BEGIN

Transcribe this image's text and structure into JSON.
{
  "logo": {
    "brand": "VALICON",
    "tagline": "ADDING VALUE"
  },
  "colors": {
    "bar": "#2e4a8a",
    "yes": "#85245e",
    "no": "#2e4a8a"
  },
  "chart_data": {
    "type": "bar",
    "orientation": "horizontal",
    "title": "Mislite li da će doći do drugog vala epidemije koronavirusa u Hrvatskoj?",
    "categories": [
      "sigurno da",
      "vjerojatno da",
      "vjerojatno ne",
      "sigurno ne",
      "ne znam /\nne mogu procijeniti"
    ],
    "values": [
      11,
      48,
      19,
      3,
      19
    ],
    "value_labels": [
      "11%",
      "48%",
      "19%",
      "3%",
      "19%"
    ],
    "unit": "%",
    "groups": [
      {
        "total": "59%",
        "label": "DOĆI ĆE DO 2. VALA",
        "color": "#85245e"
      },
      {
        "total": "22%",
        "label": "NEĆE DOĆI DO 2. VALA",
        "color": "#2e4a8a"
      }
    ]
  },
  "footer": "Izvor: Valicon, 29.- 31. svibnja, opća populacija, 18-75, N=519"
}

END

**Brief**.
Character for character, output the whole material above.

**Task response**.
Transcribe this image's text and structure into JSON.
{
  "logo": {
    "brand": "VALICON",
    "tagline": "ADDING VALUE"
  },
  "colors": {
    "bar": "#2e4a8a",
    "yes": "#85245e",
    "no": "#2e4a8a"
  },
  "chart_data": {
    "type": "bar",
    "orientation": "horizontal",
    "title": "Mislite li da će doći do drugog vala epidemije koronavirusa u Hrvatskoj?",
    "categories": [
      "sigurno da",
      "vjerojatno da",
      "vjerojatno ne",
      "sigurno ne",
      "ne znam /\nne mogu procijeniti"
    ],
    "values": [
      11,
      48,
      19,
      3,
      19
    ],
    "value_labels": [
      "11%",
      "48%",
      "19%",
      "3%",
      "19%"
    ],
    "unit": "%",
    "groups": [
      {
        "total": "59%",
        "label": "DOĆI ĆE DO 2. VALA",
        "color": "#85245e"
      },
      {
        "total": "22%",
        "label": "NEĆE DOĆI DO 2. VALA",
        "color": "#2e4a8a"
      }
    ]
  },
  "footer": "Izvor: Valicon, 29.- 31. svibnja, opća populacija, 18-75, N=519"
}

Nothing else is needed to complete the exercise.